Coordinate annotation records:
* START *

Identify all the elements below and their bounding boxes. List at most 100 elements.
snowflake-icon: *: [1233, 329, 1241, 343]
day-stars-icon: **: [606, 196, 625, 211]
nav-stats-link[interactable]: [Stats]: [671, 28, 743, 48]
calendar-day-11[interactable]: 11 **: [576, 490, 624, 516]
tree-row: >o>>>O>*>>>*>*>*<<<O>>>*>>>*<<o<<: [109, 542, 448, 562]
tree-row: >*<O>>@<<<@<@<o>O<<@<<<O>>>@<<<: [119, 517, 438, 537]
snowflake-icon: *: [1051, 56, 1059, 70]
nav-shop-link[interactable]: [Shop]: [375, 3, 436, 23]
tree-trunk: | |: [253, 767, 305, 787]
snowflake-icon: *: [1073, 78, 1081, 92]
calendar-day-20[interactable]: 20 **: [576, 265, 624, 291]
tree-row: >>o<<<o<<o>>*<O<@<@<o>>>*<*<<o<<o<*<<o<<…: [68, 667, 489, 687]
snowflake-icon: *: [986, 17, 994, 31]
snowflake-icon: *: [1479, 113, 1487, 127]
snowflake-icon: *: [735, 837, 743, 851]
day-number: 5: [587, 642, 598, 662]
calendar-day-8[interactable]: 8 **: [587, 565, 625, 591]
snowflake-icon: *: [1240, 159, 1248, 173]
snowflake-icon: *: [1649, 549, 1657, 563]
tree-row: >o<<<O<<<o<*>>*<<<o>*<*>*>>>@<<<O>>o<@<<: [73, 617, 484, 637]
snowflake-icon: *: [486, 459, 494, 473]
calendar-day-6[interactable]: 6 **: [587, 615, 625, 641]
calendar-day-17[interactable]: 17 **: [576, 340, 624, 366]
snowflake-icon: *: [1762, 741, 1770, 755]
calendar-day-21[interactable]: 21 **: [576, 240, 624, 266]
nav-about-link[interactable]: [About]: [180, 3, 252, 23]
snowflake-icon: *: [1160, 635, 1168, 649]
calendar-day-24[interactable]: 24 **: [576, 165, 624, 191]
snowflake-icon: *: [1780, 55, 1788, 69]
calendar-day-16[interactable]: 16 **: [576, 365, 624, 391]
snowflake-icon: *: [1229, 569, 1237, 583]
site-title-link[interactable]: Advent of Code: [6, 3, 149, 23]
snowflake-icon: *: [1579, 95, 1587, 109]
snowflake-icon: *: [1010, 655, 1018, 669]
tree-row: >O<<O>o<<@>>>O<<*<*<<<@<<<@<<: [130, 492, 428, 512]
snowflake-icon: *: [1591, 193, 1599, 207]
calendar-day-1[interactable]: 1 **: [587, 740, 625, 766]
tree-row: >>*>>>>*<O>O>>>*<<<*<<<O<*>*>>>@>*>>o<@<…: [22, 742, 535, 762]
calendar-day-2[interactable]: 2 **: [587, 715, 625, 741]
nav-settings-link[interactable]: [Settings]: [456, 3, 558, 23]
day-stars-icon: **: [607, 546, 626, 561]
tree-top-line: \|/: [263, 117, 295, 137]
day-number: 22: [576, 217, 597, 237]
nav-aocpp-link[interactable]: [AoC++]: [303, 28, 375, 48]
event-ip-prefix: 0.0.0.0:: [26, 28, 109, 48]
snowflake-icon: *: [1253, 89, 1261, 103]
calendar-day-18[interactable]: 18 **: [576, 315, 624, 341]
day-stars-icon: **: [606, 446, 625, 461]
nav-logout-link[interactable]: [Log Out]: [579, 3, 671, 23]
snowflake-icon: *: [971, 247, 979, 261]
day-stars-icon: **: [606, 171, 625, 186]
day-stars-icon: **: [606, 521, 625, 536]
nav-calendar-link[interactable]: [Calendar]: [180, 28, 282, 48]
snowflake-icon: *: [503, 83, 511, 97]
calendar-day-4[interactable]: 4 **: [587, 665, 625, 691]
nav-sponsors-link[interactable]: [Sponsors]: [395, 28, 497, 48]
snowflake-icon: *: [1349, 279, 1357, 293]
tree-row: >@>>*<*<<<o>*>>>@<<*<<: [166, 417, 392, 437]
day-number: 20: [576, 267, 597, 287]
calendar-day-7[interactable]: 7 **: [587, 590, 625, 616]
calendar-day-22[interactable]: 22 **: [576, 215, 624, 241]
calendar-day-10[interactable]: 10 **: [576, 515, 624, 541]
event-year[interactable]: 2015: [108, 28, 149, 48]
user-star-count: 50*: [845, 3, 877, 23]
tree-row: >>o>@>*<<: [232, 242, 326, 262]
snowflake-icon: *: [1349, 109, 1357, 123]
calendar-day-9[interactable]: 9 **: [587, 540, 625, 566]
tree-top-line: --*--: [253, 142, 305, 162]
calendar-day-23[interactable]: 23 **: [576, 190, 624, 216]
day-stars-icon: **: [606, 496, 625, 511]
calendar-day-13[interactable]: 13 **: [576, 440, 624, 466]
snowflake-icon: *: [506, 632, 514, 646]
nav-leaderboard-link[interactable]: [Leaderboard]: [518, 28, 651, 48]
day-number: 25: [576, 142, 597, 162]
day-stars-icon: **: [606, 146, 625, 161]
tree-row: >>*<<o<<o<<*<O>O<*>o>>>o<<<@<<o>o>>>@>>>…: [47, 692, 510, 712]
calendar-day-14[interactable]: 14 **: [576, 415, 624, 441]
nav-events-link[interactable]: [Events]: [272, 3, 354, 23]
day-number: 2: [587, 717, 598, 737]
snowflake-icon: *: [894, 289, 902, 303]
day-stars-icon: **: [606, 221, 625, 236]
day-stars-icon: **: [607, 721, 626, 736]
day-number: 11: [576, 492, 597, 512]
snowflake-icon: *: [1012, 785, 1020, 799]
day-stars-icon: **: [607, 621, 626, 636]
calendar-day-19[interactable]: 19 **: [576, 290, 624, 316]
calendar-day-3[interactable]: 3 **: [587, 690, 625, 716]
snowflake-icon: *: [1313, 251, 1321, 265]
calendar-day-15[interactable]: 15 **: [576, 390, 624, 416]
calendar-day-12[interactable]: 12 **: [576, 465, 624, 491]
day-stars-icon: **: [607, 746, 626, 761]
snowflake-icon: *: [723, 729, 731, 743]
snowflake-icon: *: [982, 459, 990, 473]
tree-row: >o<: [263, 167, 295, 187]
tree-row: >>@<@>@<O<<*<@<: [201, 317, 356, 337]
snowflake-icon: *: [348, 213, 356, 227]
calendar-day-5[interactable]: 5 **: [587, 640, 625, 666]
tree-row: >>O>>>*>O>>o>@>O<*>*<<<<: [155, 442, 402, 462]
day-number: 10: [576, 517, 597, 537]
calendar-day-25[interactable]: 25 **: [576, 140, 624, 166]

* END *

Transcribe the material word for word, starting with its first line and ending with the line that contains "calendar-day-11[interactable]: 11 **: [576, 490, 624, 516]", which is included.

REPLY TO THE EXERCISE:
Identify all the elements below and their bounding boxes. List at most 100 elements.
snowflake-icon: *: [1233, 329, 1241, 343]
day-stars-icon: **: [606, 196, 625, 211]
nav-stats-link[interactable]: [Stats]: [671, 28, 743, 48]
calendar-day-11[interactable]: 11 **: [576, 490, 624, 516]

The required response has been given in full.